| Problem to work on |
In the records below, find the line holding "Give me a plain-text"; copy it and every line after it to the end, omitting all images.

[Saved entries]
=-=-=-=-=
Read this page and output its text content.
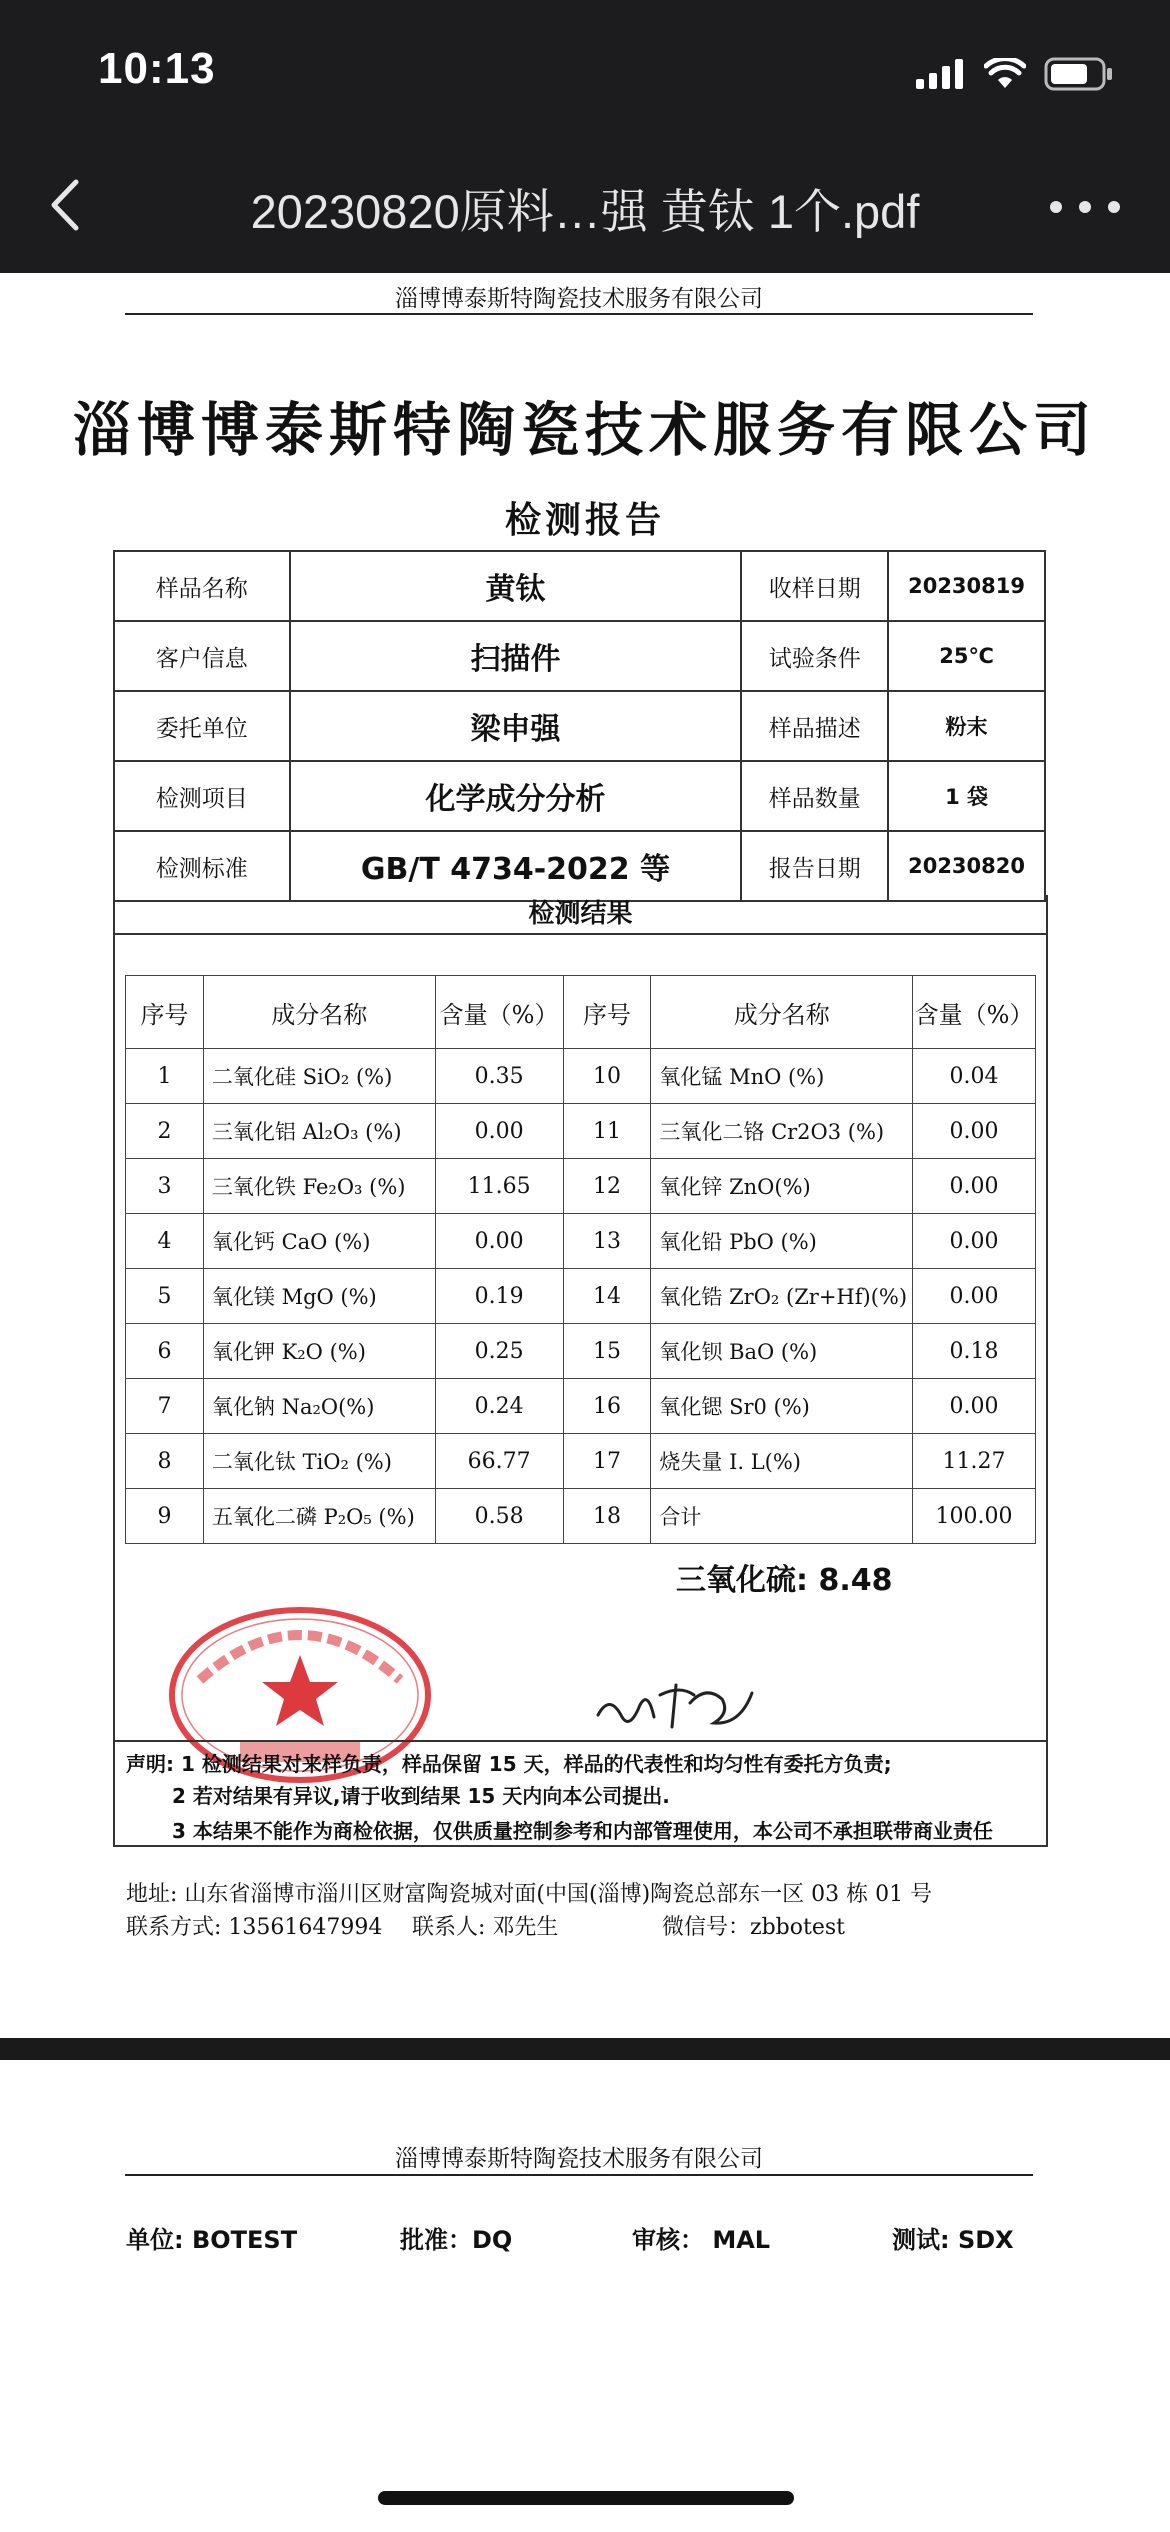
10:13
20230820原料…强 黄钛 1个.pdf
淄博博泰斯特陶瓷技术服务有限公司
淄博博泰斯特陶瓷技术服务有限公司
检测报告
样品名称	黄钛	收样日期	20230819
客户信息	扫描件	试验条件	25℃
委托单位	梁申强	样品描述	粉末
检测项目	化学成分分析	样品数量	1 袋
检测标准	GB/T 4734-2022 等	报告日期	20230820
检测结果
序号	成分名称	含量（%）	序号	成分名称	含量（%）
1	二氧化硅 SiO₂ (%)	0.35	10	氧化锰 MnO (%)	0.04
2	三氧化铝 Al₂O₃ (%)	0.00	11	三氧化二铬 Cr2O3 (%)	0.00
3	三氧化铁 Fe₂O₃ (%)	11.65	12	氧化锌 ZnO(%)	0.00
4	氧化钙 CaO (%)	0.00	13	氧化铅 PbO (%)	0.00
5	氧化镁 MgO (%)	0.19	14	氧化锆 ZrO₂ (Zr+Hf)(%)	0.00
6	氧化钾 K₂O (%)	0.25	15	氧化钡 BaO (%)	0.18
7	氧化钠 Na₂O(%)	0.24	16	氧化锶 Sr0 (%)	0.00
8	二氧化钛 TiO₂ (%)	66.77	17	烧失量 I. L(%)	11.27
9	五氧化二磷 P₂O₅ (%)	0.58	18	合计	100.00
三氧化硫: 8.48
声明: 1 检测结果对来样负责，样品保留 15 天，样品的代表性和均匀性有委托方负责;
2 若对结果有异议,请于收到结果 15 天内向本公司提出.
3 本结果不能作为商检依据，仅供质量控制参考和内部管理使用，本公司不承担联带商业责任
地址: 山东省淄博市淄川区财富陶瓷城对面(中国(淄博)陶瓷总部东一区 03 栋 01 号
联系方式: 13561647994 联系人: 邓先生	微信号：zbbotest
淄博博泰斯特陶瓷技术服务有限公司
单位: BOTEST	批准：DQ	审核： MAL	测试: SDX
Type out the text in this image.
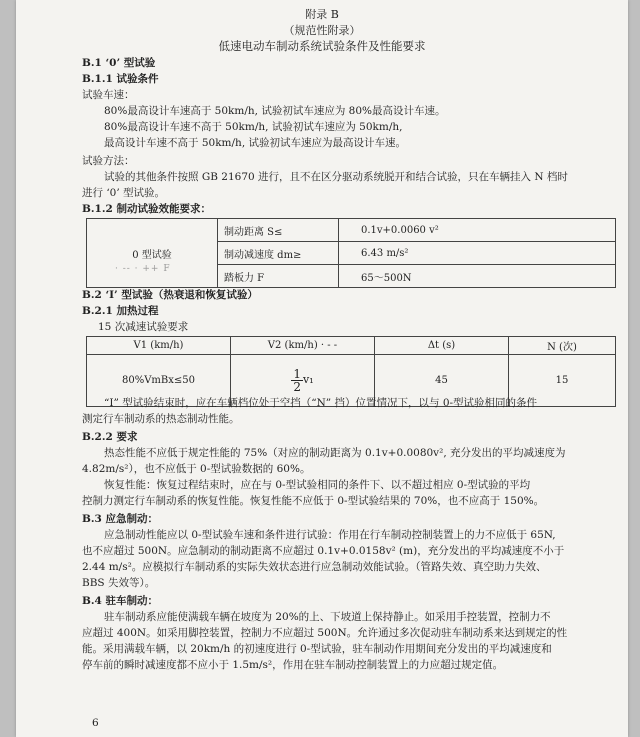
附录 B
（规范性附录）
低速电动车制动系统试验条件及性能要求
B.1 ‘0’ 型试验
B.1.1 试验条件
试验车速：
80%最高设计车速高于 50km/h, 试验初试车速应为 80%最高设计车速。
80%最高设计车速不高于 50km/h, 试验初试车速应为 50km/h,
最高设计车速不高于 50km/h, 试验初试车速应为最高设计车速。
试验方法：
试验的其他条件按照 GB 21670 进行，且不在区分驱动系统脱开和结合试验，只在车辆挂入 N 档时
进行 ‘0’ 型试验。
B.1.2 制动试验效能要求：
0 型试验
· -- · ++ F	制动距离 S≤	0.1v+0.0060 v²
	制动减速度 dm≥	6.43 m/s²
	踏板力 F	65～500N
B.2 ‘I’ 型试验（热衰退和恢复试验）
B.2.1 加热过程
15 次减速试验要求
V1 (km/h)	V2 (km/h) · - -	Δt (s)	N (次)
80%VmBx≤50	$\frac{1}{2} v_1$	45	15
“I” 型试验结束时，应在车辆档位处于空挡（“N” 挡）位置情况下，以与 0-型试验相同的条件
测定行车制动系的热态制动性能。
B.2.2 要求
热态性能不应低于规定性能的 75%（对应的制动距离为 0.1v+0.0080v², 充分发出的平均减速度为
4.82m/s²），也不应低于 0-型试验数据的 60%。
恢复性能：恢复过程结束时，应在与 0-型试验相同的条件下、以不超过相应 0-型试验的平均
控制力测定行车制动系的恢复性能。恢复性能不应低于 0-型试验结果的 70%，也不应高于 150%。
B.3 应急制动：
应急制动性能应以 0-型试验车速和条件进行试验：作用在行车制动控制装置上的力不应低于 65N,
也不应超过 500N。应急制动的制动距离不应超过 0.1v+0.0158v² (m)，充分发出的平均减速度不小于
2.44 m/s²。应模拟行车制动系的实际失效状态进行应急制动效能试验。（管路失效、真空助力失效、
BBS 失效等）。
B.4 驻车制动：
驻车制动系应能使满载车辆在坡度为 20%的上、下坡道上保持静止。如采用手控装置，控制力不
应超过 400N。如采用脚控装置，控制力不应超过 500N。允许通过多次促动驻车制动系来达到规定的性
能。采用满载车辆，以 20km/h 的初速度进行 0-型试验，驻车制动作用期间充分发出的平均减速度和
停车前的瞬时减速度都不应小于 1.5m/s²，作用在驻车制动控制装置上的力应超过规定值。
6
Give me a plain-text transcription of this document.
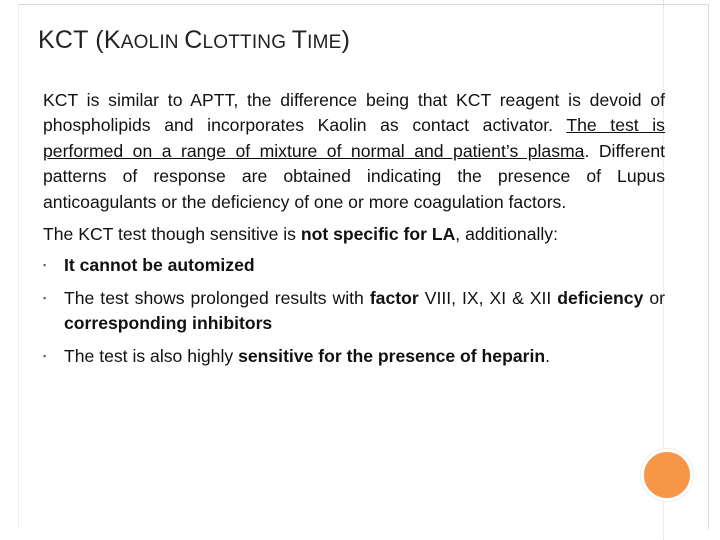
KCT (KAOLIN CLOTTING TIME)

KCT is similar to APTT, the difference being that KCT reagent is devoid of phospholipids and incorporates Kaolin as contact activator. The test is performed on a range of mixture of normal and patient’s plasma. Different patterns of response are obtained indicating the presence of Lupus anticoagulants or the deficiency of one or more coagulation factors.

The KCT test though sensitive is not specific for LA, additionally:

▪ It cannot be automized
▪ The test shows prolonged results with factor VIII, IX, XI & XII deficiency or corresponding inhibitors
▪ The test is also highly sensitive for the presence of heparin.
=-=-=-=-=
| Written solution |
Give me a plain-text transcription of this document.
KCT (KAOLIN CLOTTING TIME)

KCT is similar to APTT, the difference being that KCT reagent is devoid of phospholipids and incorporates Kaolin as contact activator. The test is performed on a range of mixture of normal and patient’s plasma. Different patterns of response are obtained indicating the presence of Lupus anticoagulants or the deficiency of one or more coagulation factors.

The KCT test though sensitive is not specific for LA, additionally:

▪ It cannot be automized
▪ The test shows prolonged results with factor VIII, IX, XI & XII deficiency or corresponding inhibitors
▪ The test is also highly sensitive for the presence of heparin.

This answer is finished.